§ **Aim of the task**
Print the whole listing exactly.

§ **Information given**
##########
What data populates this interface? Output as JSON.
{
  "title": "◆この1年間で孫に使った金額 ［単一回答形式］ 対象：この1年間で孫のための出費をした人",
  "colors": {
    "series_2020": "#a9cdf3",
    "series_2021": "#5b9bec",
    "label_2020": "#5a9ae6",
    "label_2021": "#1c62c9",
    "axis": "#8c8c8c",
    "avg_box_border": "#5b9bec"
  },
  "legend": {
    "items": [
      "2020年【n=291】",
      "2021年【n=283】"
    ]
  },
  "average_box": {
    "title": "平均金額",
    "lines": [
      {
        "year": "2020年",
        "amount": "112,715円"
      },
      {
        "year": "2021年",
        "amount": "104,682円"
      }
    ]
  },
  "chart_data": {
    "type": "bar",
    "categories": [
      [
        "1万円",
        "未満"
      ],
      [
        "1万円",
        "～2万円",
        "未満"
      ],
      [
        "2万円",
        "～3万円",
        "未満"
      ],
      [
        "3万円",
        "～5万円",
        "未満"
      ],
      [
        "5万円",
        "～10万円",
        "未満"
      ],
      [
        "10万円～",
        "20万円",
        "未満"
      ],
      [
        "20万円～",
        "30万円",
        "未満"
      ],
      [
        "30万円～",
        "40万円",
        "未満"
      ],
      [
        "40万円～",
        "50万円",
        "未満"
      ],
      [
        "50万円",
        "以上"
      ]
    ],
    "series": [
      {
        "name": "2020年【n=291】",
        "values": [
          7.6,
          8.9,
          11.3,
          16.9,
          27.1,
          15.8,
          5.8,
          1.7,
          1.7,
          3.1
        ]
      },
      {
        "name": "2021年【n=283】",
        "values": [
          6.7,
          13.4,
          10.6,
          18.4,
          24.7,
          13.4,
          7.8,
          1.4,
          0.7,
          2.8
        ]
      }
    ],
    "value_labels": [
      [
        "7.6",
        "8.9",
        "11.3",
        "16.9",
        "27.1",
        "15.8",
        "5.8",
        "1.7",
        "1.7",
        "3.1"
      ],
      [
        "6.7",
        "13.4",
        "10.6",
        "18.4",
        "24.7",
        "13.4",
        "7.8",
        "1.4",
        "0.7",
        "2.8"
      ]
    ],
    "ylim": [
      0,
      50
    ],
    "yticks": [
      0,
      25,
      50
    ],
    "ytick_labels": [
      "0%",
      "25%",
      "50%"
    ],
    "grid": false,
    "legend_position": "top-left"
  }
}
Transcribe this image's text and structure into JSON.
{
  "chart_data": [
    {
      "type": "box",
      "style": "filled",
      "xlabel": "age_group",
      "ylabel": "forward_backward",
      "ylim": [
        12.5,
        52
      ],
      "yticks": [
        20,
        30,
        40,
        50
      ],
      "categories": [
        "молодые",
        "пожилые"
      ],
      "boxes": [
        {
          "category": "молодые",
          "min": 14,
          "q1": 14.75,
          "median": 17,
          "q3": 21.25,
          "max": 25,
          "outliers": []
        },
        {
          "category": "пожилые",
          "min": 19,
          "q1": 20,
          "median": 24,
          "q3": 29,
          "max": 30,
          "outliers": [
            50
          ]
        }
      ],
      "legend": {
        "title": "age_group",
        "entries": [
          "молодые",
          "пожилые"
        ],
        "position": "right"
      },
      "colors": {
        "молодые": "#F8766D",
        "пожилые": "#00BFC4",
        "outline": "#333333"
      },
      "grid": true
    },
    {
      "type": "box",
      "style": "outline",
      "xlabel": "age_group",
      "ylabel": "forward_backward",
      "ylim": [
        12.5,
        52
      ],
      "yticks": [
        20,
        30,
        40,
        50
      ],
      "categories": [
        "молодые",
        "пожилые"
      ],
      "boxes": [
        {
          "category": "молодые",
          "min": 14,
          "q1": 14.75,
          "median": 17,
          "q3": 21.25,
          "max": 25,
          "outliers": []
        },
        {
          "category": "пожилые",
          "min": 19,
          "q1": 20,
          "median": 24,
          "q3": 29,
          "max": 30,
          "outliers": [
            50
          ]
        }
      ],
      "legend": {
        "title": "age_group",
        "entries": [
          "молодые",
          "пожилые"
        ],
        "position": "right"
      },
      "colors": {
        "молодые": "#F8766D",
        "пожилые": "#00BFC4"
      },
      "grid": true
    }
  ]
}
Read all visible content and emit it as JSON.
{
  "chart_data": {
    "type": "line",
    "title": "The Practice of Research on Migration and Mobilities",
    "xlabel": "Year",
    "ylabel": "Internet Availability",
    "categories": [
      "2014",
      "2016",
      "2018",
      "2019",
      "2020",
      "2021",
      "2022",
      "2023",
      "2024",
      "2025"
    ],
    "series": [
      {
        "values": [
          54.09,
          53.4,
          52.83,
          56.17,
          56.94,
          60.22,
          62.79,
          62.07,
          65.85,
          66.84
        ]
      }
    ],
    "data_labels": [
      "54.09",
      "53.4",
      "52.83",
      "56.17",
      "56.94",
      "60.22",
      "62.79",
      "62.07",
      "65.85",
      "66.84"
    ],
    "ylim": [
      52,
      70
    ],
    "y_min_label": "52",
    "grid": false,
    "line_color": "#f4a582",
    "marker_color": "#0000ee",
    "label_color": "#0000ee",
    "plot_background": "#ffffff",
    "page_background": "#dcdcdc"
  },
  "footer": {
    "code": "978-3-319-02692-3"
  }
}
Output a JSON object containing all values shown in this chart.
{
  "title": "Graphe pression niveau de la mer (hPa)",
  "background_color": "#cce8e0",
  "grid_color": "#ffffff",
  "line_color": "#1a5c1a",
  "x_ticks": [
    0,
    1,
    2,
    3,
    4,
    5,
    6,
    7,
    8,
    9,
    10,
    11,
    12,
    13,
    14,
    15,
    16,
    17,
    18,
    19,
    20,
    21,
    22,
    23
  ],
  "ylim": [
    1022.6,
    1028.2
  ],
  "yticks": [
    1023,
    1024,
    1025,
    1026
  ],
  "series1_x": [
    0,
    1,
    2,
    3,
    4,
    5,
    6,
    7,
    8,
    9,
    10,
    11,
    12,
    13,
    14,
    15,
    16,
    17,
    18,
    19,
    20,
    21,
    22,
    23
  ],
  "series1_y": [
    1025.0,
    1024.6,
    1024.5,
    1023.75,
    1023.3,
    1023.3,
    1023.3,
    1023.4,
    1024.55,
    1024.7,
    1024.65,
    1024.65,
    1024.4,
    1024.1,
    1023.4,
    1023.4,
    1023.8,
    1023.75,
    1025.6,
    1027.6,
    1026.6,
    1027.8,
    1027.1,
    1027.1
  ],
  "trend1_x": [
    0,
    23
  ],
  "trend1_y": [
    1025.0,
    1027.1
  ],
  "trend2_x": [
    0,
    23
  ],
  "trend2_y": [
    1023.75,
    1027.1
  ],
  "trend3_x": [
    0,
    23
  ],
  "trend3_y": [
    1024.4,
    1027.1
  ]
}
##########
§ **Output for this task**
What data populates this interface? Output as JSON.
{
  "title": "◆この1年間で孫に使った金額 ［単一回答形式］ 対象：この1年間で孫のための出費をした人",
  "colors": {
    "series_2020": "#a9cdf3",
    "series_2021": "#5b9bec",
    "label_2020": "#5a9ae6",
    "label_2021": "#1c62c9",
    "axis": "#8c8c8c",
    "avg_box_border": "#5b9bec"
  },
  "legend": {
    "items": [
      "2020年【n=291】",
      "2021年【n=283】"
    ]
  },
  "average_box": {
    "title": "平均金額",
    "lines": [
      {
        "year": "2020年",
        "amount": "112,715円"
      },
      {
        "year": "2021年",
        "amount": "104,682円"
      }
    ]
  },
  "chart_data": {
    "type": "bar",
    "categories": [
      [
        "1万円",
        "未満"
      ],
      [
        "1万円",
        "～2万円",
        "未満"
      ],
      [
        "2万円",
        "～3万円",
        "未満"
      ],
      [
        "3万円",
        "～5万円",
        "未満"
      ],
      [
        "5万円",
        "～10万円",
        "未満"
      ],
      [
        "10万円～",
        "20万円",
        "未満"
      ],
      [
        "20万円～",
        "30万円",
        "未満"
      ],
      [
        "30万円～",
        "40万円",
        "未満"
      ],
      [
        "40万円～",
        "50万円",
        "未満"
      ],
      [
        "50万円",
        "以上"
      ]
    ],
    "series": [
      {
        "name": "2020年【n=291】",
        "values": [
          7.6,
          8.9,
          11.3,
          16.9,
          27.1,
          15.8,
          5.8,
          1.7,
          1.7,
          3.1
        ]
      },
      {
        "name": "2021年【n=283】",
        "values": [
          6.7,
          13.4,
          10.6,
          18.4,
          24.7,
          13.4,
          7.8,
          1.4,
          0.7,
          2.8
        ]
      }
    ],
    "value_labels": [
      [
        "7.6",
        "8.9",
        "11.3",
        "16.9",
        "27.1",
        "15.8",
        "5.8",
        "1.7",
        "1.7",
        "3.1"
      ],
      [
        "6.7",
        "13.4",
        "10.6",
        "18.4",
        "24.7",
        "13.4",
        "7.8",
        "1.4",
        "0.7",
        "2.8"
      ]
    ],
    "ylim": [
      0,
      50
    ],
    "yticks": [
      0,
      25,
      50
    ],
    "ytick_labels": [
      "0%",
      "25%",
      "50%"
    ],
    "grid": false,
    "legend_position": "top-left"
  }
}
Transcribe this image's text and structure into JSON.
{
  "chart_data": [
    {
      "type": "box",
      "style": "filled",
      "xlabel": "age_group",
      "ylabel": "forward_backward",
      "ylim": [
        12.5,
        52
      ],
      "yticks": [
        20,
        30,
        40,
        50
      ],
      "categories": [
        "молодые",
        "пожилые"
      ],
      "boxes": [
        {
          "category": "молодые",
          "min": 14,
          "q1": 14.75,
          "median": 17,
          "q3": 21.25,
          "max": 25,
          "outliers": []
        },
        {
          "category": "пожилые",
          "min": 19,
          "q1": 20,
          "median": 24,
          "q3": 29,
          "max": 30,
          "outliers": [
            50
          ]
        }
      ],
      "legend": {
        "title": "age_group",
        "entries": [
          "молодые",
          "пожилые"
        ],
        "position": "right"
      },
      "colors": {
        "молодые": "#F8766D",
        "пожилые": "#00BFC4",
        "outline": "#333333"
      },
      "grid": true
    },
    {
      "type": "box",
      "style": "outline",
      "xlabel": "age_group",
      "ylabel": "forward_backward",
      "ylim": [
        12.5,
        52
      ],
      "yticks": [
        20,
        30,
        40,
        50
      ],
      "categories": [
        "молодые",
        "пожилые"
      ],
      "boxes": [
        {
          "category": "молодые",
          "min": 14,
          "q1": 14.75,
          "median": 17,
          "q3": 21.25,
          "max": 25,
          "outliers": []
        },
        {
          "category": "пожилые",
          "min": 19,
          "q1": 20,
          "median": 24,
          "q3": 29,
          "max": 30,
          "outliers": [
            50
          ]
        }
      ],
      "legend": {
        "title": "age_group",
        "entries": [
          "молодые",
          "пожилые"
        ],
        "position": "right"
      },
      "colors": {
        "молодые": "#F8766D",
        "пожилые": "#00BFC4"
      },
      "grid": true
    }
  ]
}
Read all visible content and emit it as JSON.
{
  "chart_data": {
    "type": "line",
    "title": "The Practice of Research on Migration and Mobilities",
    "xlabel": "Year",
    "ylabel": "Internet Availability",
    "categories": [
      "2014",
      "2016",
      "2018",
      "2019",
      "2020",
      "2021",
      "2022",
      "2023",
      "2024",
      "2025"
    ],
    "series": [
      {
        "values": [
          54.09,
          53.4,
          52.83,
          56.17,
          56.94,
          60.22,
          62.79,
          62.07,
          65.85,
          66.84
        ]
      }
    ],
    "data_labels": [
      "54.09",
      "53.4",
      "52.83",
      "56.17",
      "56.94",
      "60.22",
      "62.79",
      "62.07",
      "65.85",
      "66.84"
    ],
    "ylim": [
      52,
      70
    ],
    "y_min_label": "52",
    "grid": false,
    "line_color": "#f4a582",
    "marker_color": "#0000ee",
    "label_color": "#0000ee",
    "plot_background": "#ffffff",
    "page_background": "#dcdcdc"
  },
  "footer": {
    "code": "978-3-319-02692-3"
  }
}
Output a JSON object containing all values shown in this chart.
{
  "title": "Graphe pression niveau de la mer (hPa)",
  "background_color": "#cce8e0",
  "grid_color": "#ffffff",
  "line_color": "#1a5c1a",
  "x_ticks": [
    0,
    1,
    2,
    3,
    4,
    5,
    6,
    7,
    8,
    9,
    10,
    11,
    12,
    13,
    14,
    15,
    16,
    17,
    18,
    19,
    20,
    21,
    22,
    23
  ],
  "ylim": [
    1022.6,
    1028.2
  ],
  "yticks": [
    1023,
    1024,
    1025,
    1026
  ],
  "series1_x": [
    0,
    1,
    2,
    3,
    4,
    5,
    6,
    7,
    8,
    9,
    10,
    11,
    12,
    13,
    14,
    15,
    16,
    17,
    18,
    19,
    20,
    21,
    22,
    23
  ],
  "series1_y": [
    1025.0,
    1024.6,
    1024.5,
    1023.75,
    1023.3,
    1023.3,
    1023.3,
    1023.4,
    1024.55,
    1024.7,
    1024.65,
    1024.65,
    1024.4,
    1024.1,
    1023.4,
    1023.4,
    1023.8,
    1023.75,
    1025.6,
    1027.6,
    1026.6,
    1027.8,
    1027.1,
    1027.1
  ],
  "trend1_x": [
    0,
    23
  ],
  "trend1_y": [
    1025.0,
    1027.1
  ],
  "trend2_x": [
    0,
    23
  ],
  "trend2_y": [
    1023.75,
    1027.1
  ],
  "trend3_x": [
    0,
    23
  ],
  "trend3_y": [
    1024.4,
    1027.1
  ]
}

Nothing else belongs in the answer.